Search the material for the word "crude" and report each line where it turns up.

** START OF The records **

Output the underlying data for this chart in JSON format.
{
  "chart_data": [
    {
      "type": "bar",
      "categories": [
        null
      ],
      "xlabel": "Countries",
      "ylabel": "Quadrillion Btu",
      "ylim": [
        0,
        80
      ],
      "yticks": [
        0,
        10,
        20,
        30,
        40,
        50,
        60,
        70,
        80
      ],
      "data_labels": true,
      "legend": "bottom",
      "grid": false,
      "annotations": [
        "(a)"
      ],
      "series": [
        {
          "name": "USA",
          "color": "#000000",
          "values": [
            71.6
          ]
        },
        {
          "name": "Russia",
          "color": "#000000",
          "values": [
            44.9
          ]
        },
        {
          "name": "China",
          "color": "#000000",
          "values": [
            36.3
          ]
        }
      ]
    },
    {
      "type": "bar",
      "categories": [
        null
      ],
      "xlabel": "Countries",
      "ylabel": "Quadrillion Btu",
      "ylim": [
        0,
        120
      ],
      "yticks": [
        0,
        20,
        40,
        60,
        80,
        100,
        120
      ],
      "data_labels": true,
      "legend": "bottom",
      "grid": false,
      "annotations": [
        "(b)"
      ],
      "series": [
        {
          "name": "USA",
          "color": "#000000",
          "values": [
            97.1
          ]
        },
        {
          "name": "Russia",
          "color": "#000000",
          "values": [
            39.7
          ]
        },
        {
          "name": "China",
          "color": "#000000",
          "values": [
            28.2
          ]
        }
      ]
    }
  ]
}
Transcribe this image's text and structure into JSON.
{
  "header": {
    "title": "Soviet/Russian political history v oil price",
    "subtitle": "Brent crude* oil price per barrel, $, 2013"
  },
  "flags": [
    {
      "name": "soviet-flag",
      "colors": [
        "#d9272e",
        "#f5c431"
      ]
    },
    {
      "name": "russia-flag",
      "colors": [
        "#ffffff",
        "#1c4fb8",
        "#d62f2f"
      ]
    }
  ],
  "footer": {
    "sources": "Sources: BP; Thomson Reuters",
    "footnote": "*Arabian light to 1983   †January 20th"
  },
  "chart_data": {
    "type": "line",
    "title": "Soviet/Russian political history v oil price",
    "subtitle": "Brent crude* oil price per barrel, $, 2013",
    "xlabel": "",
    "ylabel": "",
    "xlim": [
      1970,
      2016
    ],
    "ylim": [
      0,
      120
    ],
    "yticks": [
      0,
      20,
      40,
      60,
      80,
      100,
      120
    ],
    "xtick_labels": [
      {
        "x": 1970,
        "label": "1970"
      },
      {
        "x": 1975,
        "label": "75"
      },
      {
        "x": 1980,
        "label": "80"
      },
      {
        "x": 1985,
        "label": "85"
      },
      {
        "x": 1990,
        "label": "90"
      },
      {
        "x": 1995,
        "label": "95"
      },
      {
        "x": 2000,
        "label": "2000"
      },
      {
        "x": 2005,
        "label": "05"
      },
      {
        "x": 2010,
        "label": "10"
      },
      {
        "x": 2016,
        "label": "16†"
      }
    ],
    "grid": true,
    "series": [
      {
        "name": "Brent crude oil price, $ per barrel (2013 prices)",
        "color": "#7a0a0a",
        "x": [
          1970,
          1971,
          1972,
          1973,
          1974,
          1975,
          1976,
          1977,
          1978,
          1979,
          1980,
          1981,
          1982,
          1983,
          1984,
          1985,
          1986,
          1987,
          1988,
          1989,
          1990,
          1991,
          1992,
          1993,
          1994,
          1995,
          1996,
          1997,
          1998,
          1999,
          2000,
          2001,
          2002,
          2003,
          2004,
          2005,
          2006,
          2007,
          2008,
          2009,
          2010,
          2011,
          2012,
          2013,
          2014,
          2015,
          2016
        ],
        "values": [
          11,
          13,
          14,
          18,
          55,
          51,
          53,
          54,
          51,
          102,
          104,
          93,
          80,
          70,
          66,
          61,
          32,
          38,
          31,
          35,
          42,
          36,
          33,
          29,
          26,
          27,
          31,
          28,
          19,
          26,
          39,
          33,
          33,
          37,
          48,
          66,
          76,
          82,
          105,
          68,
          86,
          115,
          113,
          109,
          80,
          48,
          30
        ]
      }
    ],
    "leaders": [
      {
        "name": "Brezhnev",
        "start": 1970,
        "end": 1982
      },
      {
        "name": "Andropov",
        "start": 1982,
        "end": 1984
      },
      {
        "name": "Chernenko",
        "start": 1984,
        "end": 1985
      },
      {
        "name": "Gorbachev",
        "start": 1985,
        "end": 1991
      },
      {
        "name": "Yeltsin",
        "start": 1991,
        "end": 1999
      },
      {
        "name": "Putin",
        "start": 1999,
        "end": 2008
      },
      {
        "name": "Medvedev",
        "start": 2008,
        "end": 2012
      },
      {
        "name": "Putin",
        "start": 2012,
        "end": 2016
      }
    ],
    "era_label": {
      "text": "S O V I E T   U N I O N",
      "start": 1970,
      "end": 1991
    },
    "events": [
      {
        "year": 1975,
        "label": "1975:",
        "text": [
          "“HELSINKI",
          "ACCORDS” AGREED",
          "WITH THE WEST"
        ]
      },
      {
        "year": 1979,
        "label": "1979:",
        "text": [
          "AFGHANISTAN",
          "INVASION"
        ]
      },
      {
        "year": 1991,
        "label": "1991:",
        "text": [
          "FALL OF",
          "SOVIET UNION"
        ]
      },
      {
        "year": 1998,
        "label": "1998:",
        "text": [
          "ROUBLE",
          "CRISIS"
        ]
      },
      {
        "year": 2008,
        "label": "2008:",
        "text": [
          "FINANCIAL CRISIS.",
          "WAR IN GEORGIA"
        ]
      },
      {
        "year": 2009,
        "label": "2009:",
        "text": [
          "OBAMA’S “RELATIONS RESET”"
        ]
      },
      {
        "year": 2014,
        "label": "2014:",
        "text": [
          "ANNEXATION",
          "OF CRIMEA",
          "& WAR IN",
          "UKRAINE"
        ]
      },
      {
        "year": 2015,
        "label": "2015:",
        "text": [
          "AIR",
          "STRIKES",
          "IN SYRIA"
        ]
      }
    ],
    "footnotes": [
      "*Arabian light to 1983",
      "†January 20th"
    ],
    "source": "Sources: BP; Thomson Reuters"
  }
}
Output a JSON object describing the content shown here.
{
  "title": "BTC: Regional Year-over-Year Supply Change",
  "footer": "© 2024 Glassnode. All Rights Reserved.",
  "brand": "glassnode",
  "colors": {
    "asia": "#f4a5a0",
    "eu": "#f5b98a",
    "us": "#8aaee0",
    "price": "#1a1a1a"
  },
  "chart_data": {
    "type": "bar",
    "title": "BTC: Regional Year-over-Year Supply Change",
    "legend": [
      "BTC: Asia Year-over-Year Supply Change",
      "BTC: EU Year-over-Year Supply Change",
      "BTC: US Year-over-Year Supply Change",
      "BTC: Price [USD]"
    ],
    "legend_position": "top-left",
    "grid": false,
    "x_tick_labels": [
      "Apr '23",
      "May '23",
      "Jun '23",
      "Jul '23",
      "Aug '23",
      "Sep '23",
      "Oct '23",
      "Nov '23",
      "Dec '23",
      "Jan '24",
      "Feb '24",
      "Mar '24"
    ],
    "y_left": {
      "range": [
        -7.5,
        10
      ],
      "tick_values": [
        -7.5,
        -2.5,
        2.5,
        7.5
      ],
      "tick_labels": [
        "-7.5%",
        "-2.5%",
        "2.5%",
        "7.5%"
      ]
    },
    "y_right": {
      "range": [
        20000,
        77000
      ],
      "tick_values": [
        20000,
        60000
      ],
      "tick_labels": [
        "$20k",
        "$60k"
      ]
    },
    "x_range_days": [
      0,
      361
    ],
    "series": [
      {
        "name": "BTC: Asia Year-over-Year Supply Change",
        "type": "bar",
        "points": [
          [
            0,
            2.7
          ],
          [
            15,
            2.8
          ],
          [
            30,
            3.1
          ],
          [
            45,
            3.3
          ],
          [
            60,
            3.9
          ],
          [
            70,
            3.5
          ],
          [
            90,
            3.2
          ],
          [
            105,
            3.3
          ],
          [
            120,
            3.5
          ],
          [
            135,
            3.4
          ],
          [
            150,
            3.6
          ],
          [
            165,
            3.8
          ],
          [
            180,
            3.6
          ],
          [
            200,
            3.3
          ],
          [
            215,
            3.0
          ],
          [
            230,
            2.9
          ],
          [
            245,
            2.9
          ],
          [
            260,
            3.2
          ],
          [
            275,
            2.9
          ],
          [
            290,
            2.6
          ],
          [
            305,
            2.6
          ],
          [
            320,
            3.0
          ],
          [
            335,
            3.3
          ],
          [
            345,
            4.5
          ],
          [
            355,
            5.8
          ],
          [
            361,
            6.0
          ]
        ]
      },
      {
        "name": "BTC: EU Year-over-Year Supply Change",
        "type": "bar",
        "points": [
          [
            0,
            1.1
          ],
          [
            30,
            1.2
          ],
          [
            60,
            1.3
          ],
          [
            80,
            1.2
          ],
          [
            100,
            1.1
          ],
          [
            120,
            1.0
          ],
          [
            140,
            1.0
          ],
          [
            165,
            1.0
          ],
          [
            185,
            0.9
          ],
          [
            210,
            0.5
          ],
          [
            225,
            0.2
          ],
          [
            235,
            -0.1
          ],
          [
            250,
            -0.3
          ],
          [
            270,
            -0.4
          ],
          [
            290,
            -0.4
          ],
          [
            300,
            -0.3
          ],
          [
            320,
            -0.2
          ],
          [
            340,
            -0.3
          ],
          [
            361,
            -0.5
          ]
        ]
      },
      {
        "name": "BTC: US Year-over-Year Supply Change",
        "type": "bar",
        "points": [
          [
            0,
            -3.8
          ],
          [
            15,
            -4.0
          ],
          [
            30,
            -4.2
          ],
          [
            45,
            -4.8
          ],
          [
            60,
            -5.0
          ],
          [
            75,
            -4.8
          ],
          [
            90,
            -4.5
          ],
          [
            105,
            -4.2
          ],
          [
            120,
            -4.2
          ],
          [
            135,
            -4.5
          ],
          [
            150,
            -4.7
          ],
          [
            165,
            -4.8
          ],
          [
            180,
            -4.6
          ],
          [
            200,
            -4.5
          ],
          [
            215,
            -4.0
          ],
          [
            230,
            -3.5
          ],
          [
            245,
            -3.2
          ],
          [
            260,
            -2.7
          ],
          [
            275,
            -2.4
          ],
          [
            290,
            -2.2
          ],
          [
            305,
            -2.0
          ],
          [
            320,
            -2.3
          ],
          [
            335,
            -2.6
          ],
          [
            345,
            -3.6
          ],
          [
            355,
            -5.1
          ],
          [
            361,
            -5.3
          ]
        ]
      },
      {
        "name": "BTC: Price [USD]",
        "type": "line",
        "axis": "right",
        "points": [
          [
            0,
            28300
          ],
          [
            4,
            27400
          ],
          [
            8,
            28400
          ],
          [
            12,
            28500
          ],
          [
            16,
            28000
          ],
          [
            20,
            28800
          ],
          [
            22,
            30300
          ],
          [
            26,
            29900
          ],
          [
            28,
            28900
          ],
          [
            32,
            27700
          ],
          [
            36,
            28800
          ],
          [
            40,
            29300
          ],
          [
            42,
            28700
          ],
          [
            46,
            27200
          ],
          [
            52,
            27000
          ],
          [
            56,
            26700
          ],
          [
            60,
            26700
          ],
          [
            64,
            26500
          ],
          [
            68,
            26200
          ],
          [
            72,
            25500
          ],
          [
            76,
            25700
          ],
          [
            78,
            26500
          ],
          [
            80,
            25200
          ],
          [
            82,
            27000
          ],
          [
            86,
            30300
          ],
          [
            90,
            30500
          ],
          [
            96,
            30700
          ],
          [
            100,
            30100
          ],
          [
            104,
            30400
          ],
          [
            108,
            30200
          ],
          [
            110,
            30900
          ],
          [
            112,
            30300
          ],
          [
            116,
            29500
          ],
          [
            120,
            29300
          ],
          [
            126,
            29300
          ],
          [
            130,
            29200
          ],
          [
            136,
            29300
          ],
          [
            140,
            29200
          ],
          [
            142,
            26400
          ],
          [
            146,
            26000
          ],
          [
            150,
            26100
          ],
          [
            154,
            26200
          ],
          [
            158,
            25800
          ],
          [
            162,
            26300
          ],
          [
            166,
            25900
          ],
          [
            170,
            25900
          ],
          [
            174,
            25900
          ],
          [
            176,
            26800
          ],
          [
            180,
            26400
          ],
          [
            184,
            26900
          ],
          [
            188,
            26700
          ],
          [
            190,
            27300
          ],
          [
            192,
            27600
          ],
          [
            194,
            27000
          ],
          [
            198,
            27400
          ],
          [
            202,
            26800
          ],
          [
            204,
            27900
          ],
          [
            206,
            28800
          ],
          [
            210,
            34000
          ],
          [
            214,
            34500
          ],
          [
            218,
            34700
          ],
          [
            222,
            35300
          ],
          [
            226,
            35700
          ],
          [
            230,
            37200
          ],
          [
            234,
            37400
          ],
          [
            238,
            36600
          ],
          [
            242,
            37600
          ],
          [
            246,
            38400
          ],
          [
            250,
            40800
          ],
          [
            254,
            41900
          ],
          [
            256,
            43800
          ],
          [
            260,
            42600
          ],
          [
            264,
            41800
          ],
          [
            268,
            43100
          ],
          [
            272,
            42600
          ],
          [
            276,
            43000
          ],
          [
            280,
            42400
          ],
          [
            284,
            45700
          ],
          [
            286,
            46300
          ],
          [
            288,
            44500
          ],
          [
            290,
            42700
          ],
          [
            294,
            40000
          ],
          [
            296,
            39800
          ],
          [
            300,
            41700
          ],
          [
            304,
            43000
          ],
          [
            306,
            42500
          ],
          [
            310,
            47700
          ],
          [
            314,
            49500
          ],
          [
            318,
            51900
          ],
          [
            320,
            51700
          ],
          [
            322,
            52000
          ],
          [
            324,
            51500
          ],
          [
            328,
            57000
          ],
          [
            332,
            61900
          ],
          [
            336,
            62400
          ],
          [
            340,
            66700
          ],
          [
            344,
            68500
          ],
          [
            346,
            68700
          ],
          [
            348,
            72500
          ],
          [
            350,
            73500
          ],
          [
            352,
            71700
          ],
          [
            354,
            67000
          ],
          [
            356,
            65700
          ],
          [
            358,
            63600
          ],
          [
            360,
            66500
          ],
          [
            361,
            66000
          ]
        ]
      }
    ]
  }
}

** END OF The records **

• [Task solution]:
    "subtitle": "Brent crude* oil price per barrel, $, 2013"
    "subtitle": "Brent crude* oil price per barrel, $, 2013",
        "name": "Brent crude oil price, $ per barrel (2013 prices)",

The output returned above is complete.